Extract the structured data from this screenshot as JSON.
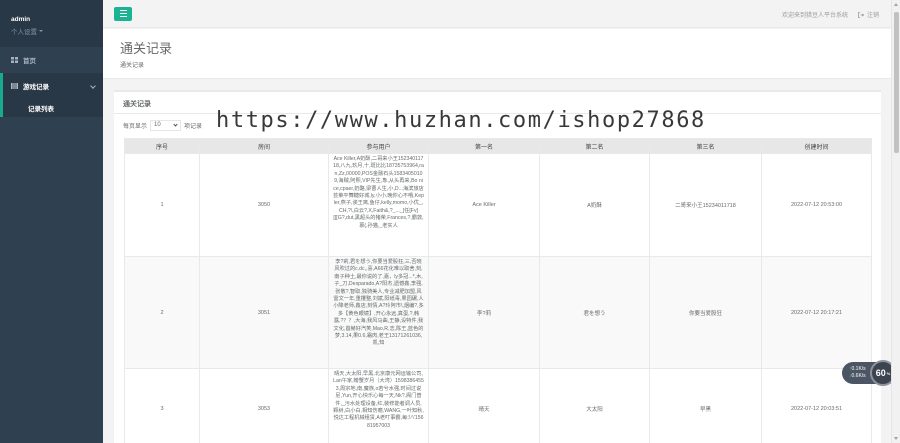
{
  "sidebar": {
    "user": "admin",
    "role": "个人设置",
    "home": "首页",
    "section": "游戏记录",
    "sub_item": "记录列表"
  },
  "topbar": {
    "welcome": "欢迎来到猎豆人平台系统",
    "logout": "注销"
  },
  "page": {
    "title": "通关记录",
    "breadcrumb": "通关记录"
  },
  "panel": {
    "title": "通关记录",
    "length_prefix": "每页显示",
    "length_value": "10",
    "length_suffix": "项记录"
  },
  "table": {
    "headers": [
      "序号",
      "房间",
      "参与用户",
      "第一名",
      "第二名",
      "第三名",
      "创建时间"
    ],
    "rows": [
      {
        "index": "1",
        "room": "3050",
        "players": "Ace Killer,A奶酥,二哥来小王15234011718,八九,玖月,十,斑比比18735753964,ran,Zz,00000,POS金融石头15834050109,海贼,阿熙,VIP先生,象,从头再来,Bo nice,cpaer,奶酪,梁曹人生,小,D...海滨旅店芸莱平舞糖好城,ly,小小,晚你心不哦,Kepler,燕子,诶王离,鱼仔,kelly,momo,小优_,CH,?\\,白云?,X,Faith&,?_..._[任[Fv][[[G?,dut,黑超头的猪荣,Frances,?,霸敦,慕(,孙猫,_老实人",
        "first": "Ace Killer",
        "second": "A奶酥",
        "third": "二哥来小王15234011718",
        "created": "2022-07-12 20:53:00"
      },
      {
        "index": "2",
        "room": "3051",
        "players": "李?莉,君を想う,你要当爱股狂,三,否晓风吹过的c.dc,,喜,A66花化难以取舍,刻,南子种土,最你说的了,嘉，ly多冠...*,木,子_刀,Desparado,A?阳杰,遗憾鑫,李强,张敬?,智取,独骑美人,专业减肥加盟,风雷文一年,重攫整,刘斌,阳纸毒,果园碾,人小降老师,鑫店,刻情,A?玲阿市\\,烟编?,多多【黄色眼镜】,开心永远,真蛋,?,韩露,?？？,大海,我风马曲,王静,设特件,我文化,首赫好汽笑,Mao,R,志,陈王,蓝色的梦,3.14,果0.6,霜肉,老王13171261036,凯,知",
        "first": "李?莉",
        "second": "君を想う",
        "third": "你要当爱股狂",
        "created": "2022-07-12 20:17:21"
      },
      {
        "index": "3",
        "room": "3053",
        "players": "晴天,大太阳,早黑,北京康元网运输公司,Lan午家,螃蟹岁月（大湾）15983864553,周宗地,南,魔族,o若兮水强,时间过说尼,Yun,开心快乐心每一天,Nk?,阁门普件,_污水处理设备,红,装修能者调人员,颗树,白小白,相知伤瘾,WANG,一叶知秋,悦达工程机械租赁,A老叮事霸,每少\\'15681957003",
        "first": "晴天",
        "second": "大太阳",
        "third": "早黑",
        "created": "2022-07-12 20:03:51"
      }
    ]
  },
  "watermark": "https://www.huzhan.com/ishop27868",
  "network": {
    "up": "0.1",
    "up_unit": "K/s",
    "down": "0.6",
    "down_unit": "K/s",
    "value": "60",
    "unit": "%"
  },
  "colors": {
    "sidebar": "#2f4050",
    "accent": "#1ab394"
  }
}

★ ★ ★ ★

**Exercise objective**
Repeat verbatim all the material, but not the pictures.

**Worked answer**
Extract the structured data from this screenshot as JSON.
{
  "sidebar": {
    "user": "admin",
    "role": "个人设置",
    "home": "首页",
    "section": "游戏记录",
    "sub_item": "记录列表"
  },
  "topbar": {
    "welcome": "欢迎来到猎豆人平台系统",
    "logout": "注销"
  },
  "page": {
    "title": "通关记录",
    "breadcrumb": "通关记录"
  },
  "panel": {
    "title": "通关记录",
    "length_prefix": "每页显示",
    "length_value": "10",
    "length_suffix": "项记录"
  },
  "table": {
    "headers": [
      "序号",
      "房间",
      "参与用户",
      "第一名",
      "第二名",
      "第三名",
      "创建时间"
    ],
    "rows": [
      {
        "index": "1",
        "room": "3050",
        "players": "Ace Killer,A奶酥,二哥来小王15234011718,八九,玖月,十,斑比比18735753964,ran,Zz,00000,POS金融石头15834050109,海贼,阿熙,VIP先生,象,从头再来,Bo nice,cpaer,奶酪,梁曹人生,小,D...海滨旅店芸莱平舞糖好城,ly,小小,晚你心不哦,Kepler,燕子,诶王离,鱼仔,kelly,momo,小优_,CH,?\\,白云?,X,Faith&,?_..._[任[Fv][[[G?,dut,黑超头的猪荣,Frances,?,霸敦,慕(,孙猫,_老实人",
        "first": "Ace Killer",
        "second": "A奶酥",
        "third": "二哥来小王15234011718",
        "created": "2022-07-12 20:53:00"
      },
      {
        "index": "2",
        "room": "3051",
        "players": "李?莉,君を想う,你要当爱股狂,三,否晓风吹过的c.dc,,喜,A66花化难以取舍,刻,南子种土,最你说的了,嘉，ly多冠...*,木,子_刀,Desparado,A?阳杰,遗憾鑫,李强,张敬?,智取,独骑美人,专业减肥加盟,风雷文一年,重攫整,刘斌,阳纸毒,果园碾,人小降老师,鑫店,刻情,A?玲阿市\\,烟编?,多多【黄色眼镜】,开心永远,真蛋,?,韩露,?？？,大海,我风马曲,王静,设特件,我文化,首赫好汽笑,Mao,R,志,陈王,蓝色的梦,3.14,果0.6,霜肉,老王13171261036,凯,知",
        "first": "李?莉",
        "second": "君を想う",
        "third": "你要当爱股狂",
        "created": "2022-07-12 20:17:21"
      },
      {
        "index": "3",
        "room": "3053",
        "players": "晴天,大太阳,早黑,北京康元网运输公司,Lan午家,螃蟹岁月（大湾）15983864553,周宗地,南,魔族,o若兮水强,时间过说尼,Yun,开心快乐心每一天,Nk?,阁门普件,_污水处理设备,红,装修能者调人员,颗树,白小白,相知伤瘾,WANG,一叶知秋,悦达工程机械租赁,A老叮事霸,每少\\'15681957003",
        "first": "晴天",
        "second": "大太阳",
        "third": "早黑",
        "created": "2022-07-12 20:03:51"
      }
    ]
  },
  "watermark": "https://www.huzhan.com/ishop27868",
  "network": {
    "up": "0.1",
    "up_unit": "K/s",
    "down": "0.6",
    "down_unit": "K/s",
    "value": "60",
    "unit": "%"
  },
  "colors": {
    "sidebar": "#2f4050",
    "accent": "#1ab394"
  }
}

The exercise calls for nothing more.